● DATA PROVIDED
┌────────
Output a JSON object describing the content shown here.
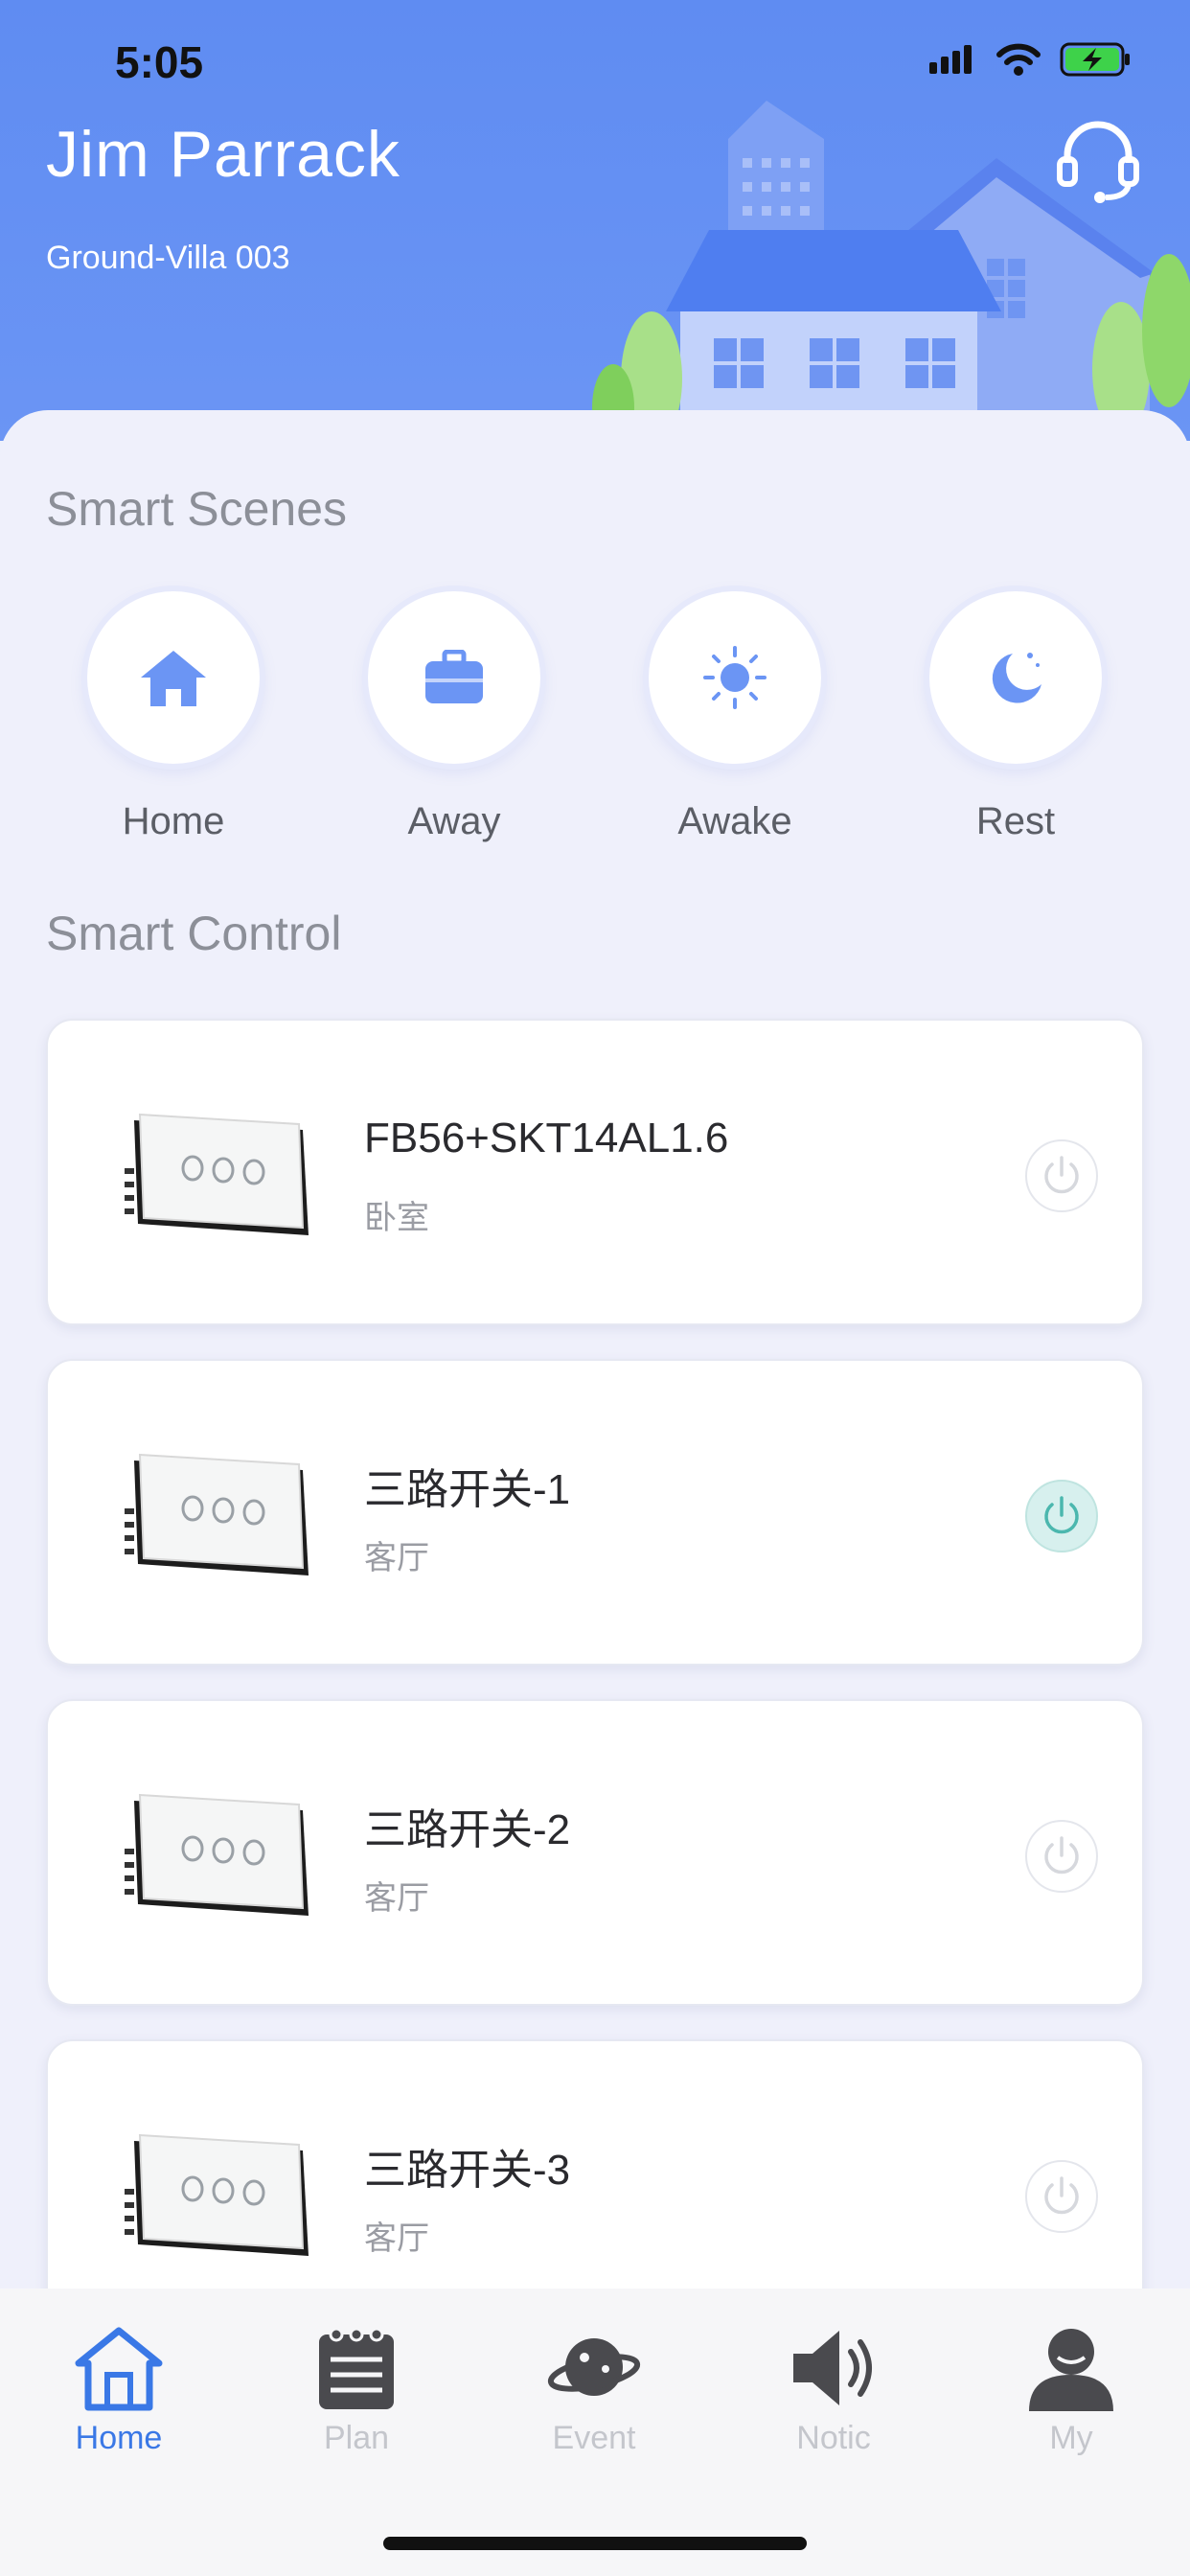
{
  "status_bar": {
    "time": "5:05"
  },
  "header": {
    "user_name": "Jim Parrack",
    "location": "Ground-Villa 003",
    "support_icon": "headset-icon"
  },
  "smart_scenes": {
    "title": "Smart Scenes",
    "items": [
      {
        "label": "Home",
        "icon": "home-icon"
      },
      {
        "label": "Away",
        "icon": "briefcase-icon"
      },
      {
        "label": "Awake",
        "icon": "sun-icon"
      },
      {
        "label": "Rest",
        "icon": "moon-icon"
      }
    ]
  },
  "smart_control": {
    "title": "Smart Control",
    "devices": [
      {
        "name": "FB56+SKT14AL1.6",
        "room": "卧室",
        "power_on": false
      },
      {
        "name": "三路开关-1",
        "room": "客厅",
        "power_on": true
      },
      {
        "name": "三路开关-2",
        "room": "客厅",
        "power_on": false
      },
      {
        "name": "三路开关-3",
        "room": "客厅",
        "power_on": false
      }
    ]
  },
  "tab_bar": {
    "items": [
      {
        "label": "Home",
        "icon": "home-outline-icon",
        "active": true
      },
      {
        "label": "Plan",
        "icon": "notepad-icon",
        "active": false
      },
      {
        "label": "Event",
        "icon": "planet-icon",
        "active": false
      },
      {
        "label": "Notic",
        "icon": "speaker-icon",
        "active": false
      },
      {
        "label": "My",
        "icon": "user-icon",
        "active": false
      }
    ]
  },
  "colors": {
    "header_blue": "#6b95f4",
    "accent_blue": "#3a78e6",
    "power_on_teal": "#4bb7ae",
    "scene_icon_blue": "#6b95f4"
  }
}
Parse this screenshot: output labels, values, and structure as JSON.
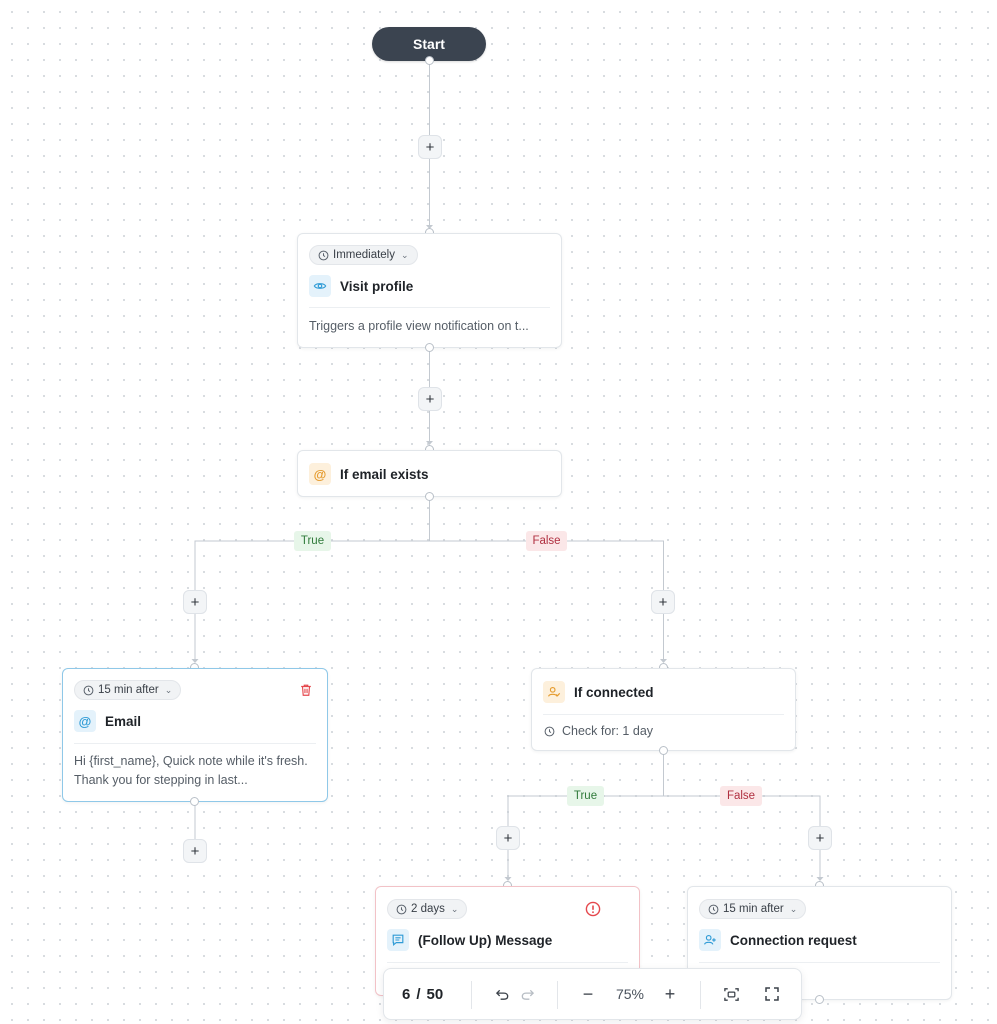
{
  "flow": {
    "start_label": "Start",
    "visit_profile": {
      "timing": "Immediately",
      "title": "Visit profile",
      "description": "Triggers a profile view notification on t..."
    },
    "if_email": {
      "title": "If email exists",
      "true_label": "True",
      "false_label": "False"
    },
    "email": {
      "timing": "15 min after",
      "title": "Email",
      "description": "Hi {first_name}, Quick note while it's fresh. Thank you for stepping in last..."
    },
    "if_connected": {
      "title": "If connected",
      "check": "Check for: 1 day",
      "true_label": "True",
      "false_label": "False"
    },
    "follow_up": {
      "timing": "2 days",
      "title": "(Follow Up) Message"
    },
    "connection_request": {
      "timing": "15 min after",
      "title": "Connection request"
    },
    "add_symbol": "+"
  },
  "toolbar": {
    "page_current": "6",
    "page_separator": "/",
    "page_total": "50",
    "zoom_out": "−",
    "zoom_level": "75%",
    "zoom_in": "+"
  },
  "colors": {
    "start_bg": "#3b4450",
    "accent_blue": "#2f9bd6",
    "accent_orange": "#e59b2d",
    "error_red": "#e5484d",
    "true_green": "#2f7a3a",
    "false_red": "#b03040"
  }
}
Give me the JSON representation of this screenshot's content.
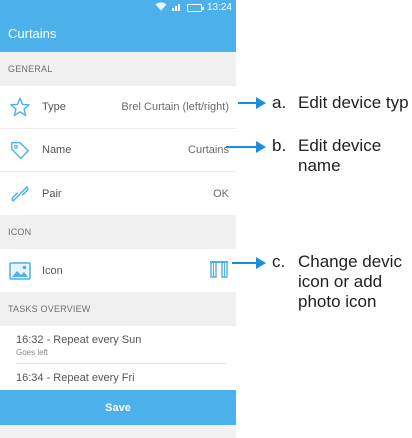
{
  "status_bar": {
    "time": "13:24",
    "wifi_icon": "wifi-icon",
    "signal_icon": "signal-icon",
    "battery_icon": "battery-icon"
  },
  "app_bar": {
    "title": "Curtains"
  },
  "sections": {
    "general": "GENERAL",
    "icon": "ICON",
    "tasks": "TASKS OVERVIEW"
  },
  "general_rows": [
    {
      "icon": "star-outline-icon",
      "label": "Type",
      "value": "Brel Curtain (left/right)"
    },
    {
      "icon": "tag-icon",
      "label": "Name",
      "value": "Curtains"
    },
    {
      "icon": "link-icon",
      "label": "Pair",
      "value": "OK"
    }
  ],
  "icon_row": {
    "icon": "image-icon",
    "label": "Icon",
    "value_icon": "curtain-icon"
  },
  "tasks": [
    {
      "title": "16:32 - Repeat every Sun",
      "subtitle": "Goes left"
    },
    {
      "title": "16:34 - Repeat every Fri",
      "subtitle": ""
    }
  ],
  "save_label": "Save",
  "annotations": [
    {
      "letter": "a.",
      "line1": "Edit device typ",
      "line2": ""
    },
    {
      "letter": "b.",
      "line1": "Edit device",
      "line2": "name"
    },
    {
      "letter": "c.",
      "line1": "Change devic",
      "line2": "icon or add",
      "line3": "photo icon"
    }
  ],
  "colors": {
    "primary": "#4cb1ea",
    "arrow": "#1a8ed8"
  }
}
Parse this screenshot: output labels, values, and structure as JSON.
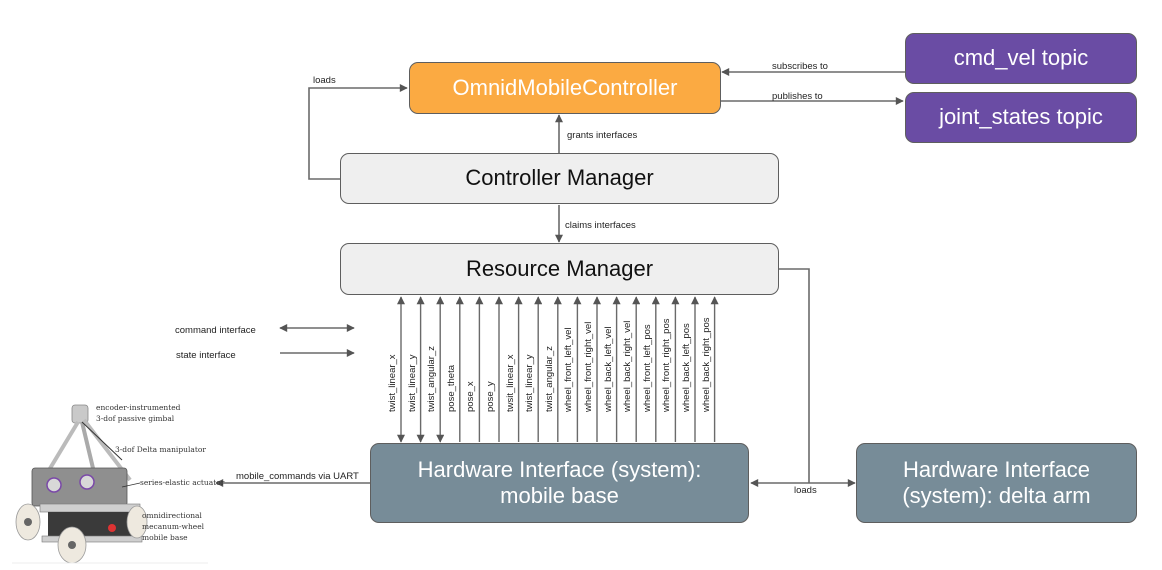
{
  "nodes": {
    "controller": "OmnidMobileController",
    "cmd_vel": "cmd_vel topic",
    "joint_states": "joint_states topic",
    "controller_manager": "Controller Manager",
    "resource_manager": "Resource Manager",
    "hw_mobile_line1": "Hardware Interface (system):",
    "hw_mobile_line2": "mobile base",
    "hw_delta_line1": "Hardware Interface",
    "hw_delta_line2": "(system): delta arm"
  },
  "edges": {
    "loads_controller": "loads",
    "subscribes": "subscribes to",
    "publishes": "publishes to",
    "grants": "grants interfaces",
    "claims": "claims interfaces",
    "loads_hw": "loads",
    "uart": "mobile_commands via UART"
  },
  "legend": {
    "command": "command interface",
    "state": "state interface"
  },
  "interfaces": [
    {
      "name": "twist_linear_x",
      "type": "command"
    },
    {
      "name": "twist_linear_y",
      "type": "command"
    },
    {
      "name": "twist_angular_z",
      "type": "command"
    },
    {
      "name": "pose_theta",
      "type": "state"
    },
    {
      "name": "pose_x",
      "type": "state"
    },
    {
      "name": "pose_y",
      "type": "state"
    },
    {
      "name": "twsit_linear_x",
      "type": "state"
    },
    {
      "name": "twist_linear_y",
      "type": "state"
    },
    {
      "name": "twist_angular_z",
      "type": "state"
    },
    {
      "name": "wheel_front_left_vel",
      "type": "state"
    },
    {
      "name": "wheel_front_right_vel",
      "type": "state"
    },
    {
      "name": "wheel_back_left_vel",
      "type": "state"
    },
    {
      "name": "wheel_back_right_vel",
      "type": "state"
    },
    {
      "name": "wheel_front_left_pos",
      "type": "state"
    },
    {
      "name": "wheel_front_right_pos",
      "type": "state"
    },
    {
      "name": "wheel_back_left_pos",
      "type": "state"
    },
    {
      "name": "wheel_back_right_pos",
      "type": "state"
    }
  ],
  "robot_photo": {
    "captions": [
      "encoder-instrumented",
      "3-dof passive gimbal",
      "3-dof Delta manipulator",
      "series-elastic actuator",
      "omnidirectional",
      "mecanum-wheel",
      "mobile base"
    ]
  },
  "colors": {
    "controller": "#fbaa42",
    "topic": "#6a4ca4",
    "manager": "#efefef",
    "hardware": "#778c98",
    "line": "#5e5e5e"
  }
}
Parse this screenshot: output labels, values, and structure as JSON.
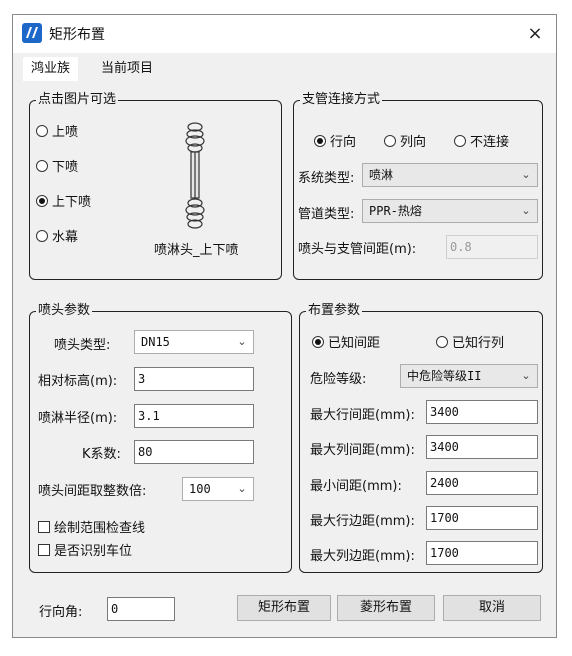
{
  "window": {
    "title": "矩形布置",
    "close": "×"
  },
  "tabs": {
    "active": "鸿业族",
    "inactive": "当前项目"
  },
  "pick_group": {
    "title": "点击图片可选",
    "options": [
      "上喷",
      "下喷",
      "上下喷",
      "水幕"
    ],
    "selected_index": 2,
    "image_caption": "喷淋头_上下喷"
  },
  "branch_group": {
    "title": "支管连接方式",
    "directions": [
      "行向",
      "列向",
      "不连接"
    ],
    "selected_index": 0,
    "system_label": "系统类型:",
    "system_value": "喷淋",
    "pipe_label": "管道类型:",
    "pipe_value": "PPR-热熔",
    "distance_label": "喷头与支管间距(m):",
    "distance_value": "0.8"
  },
  "head_group": {
    "title": "喷头参数",
    "type_label": "喷头类型:",
    "type_value": "DN15",
    "elevation_label": "相对标高(m):",
    "elevation_value": "3",
    "radius_label": "喷淋半径(m):",
    "radius_value": "3.1",
    "k_label": "K系数:",
    "k_value": "80",
    "round_label": "喷头间距取整数倍:",
    "round_value": "100",
    "check_draw_range": "绘制范围检查线",
    "check_parking": "是否识别车位"
  },
  "layout_group": {
    "title": "布置参数",
    "modes": [
      "已知间距",
      "已知行列"
    ],
    "selected_index": 0,
    "hazard_label": "危险等级:",
    "hazard_value": "中危险等级II",
    "max_row_spacing_label": "最大行间距(mm):",
    "max_row_spacing_value": "3400",
    "max_col_spacing_label": "最大列间距(mm):",
    "max_col_spacing_value": "3400",
    "min_spacing_label": "最小间距(mm):",
    "min_spacing_value": "2400",
    "max_row_edge_label": "最大行边距(mm):",
    "max_row_edge_value": "1700",
    "max_col_edge_label": "最大列边距(mm):",
    "max_col_edge_value": "1700"
  },
  "footer": {
    "angle_label": "行向角:",
    "angle_value": "0",
    "rect_button": "矩形布置",
    "diamond_button": "菱形布置",
    "cancel_button": "取消"
  },
  "icons": {
    "app": "app-logo-icon",
    "close": "close-icon",
    "dropdown": "chevron-down-icon",
    "sprinkler": "sprinkler-head-icon"
  }
}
└────────
● EXERCISE GOAL
Pull out every line in the data above that has the word "base".

● RESULT
    "hw_mobile_line2": "mobile base",
      "mobile base"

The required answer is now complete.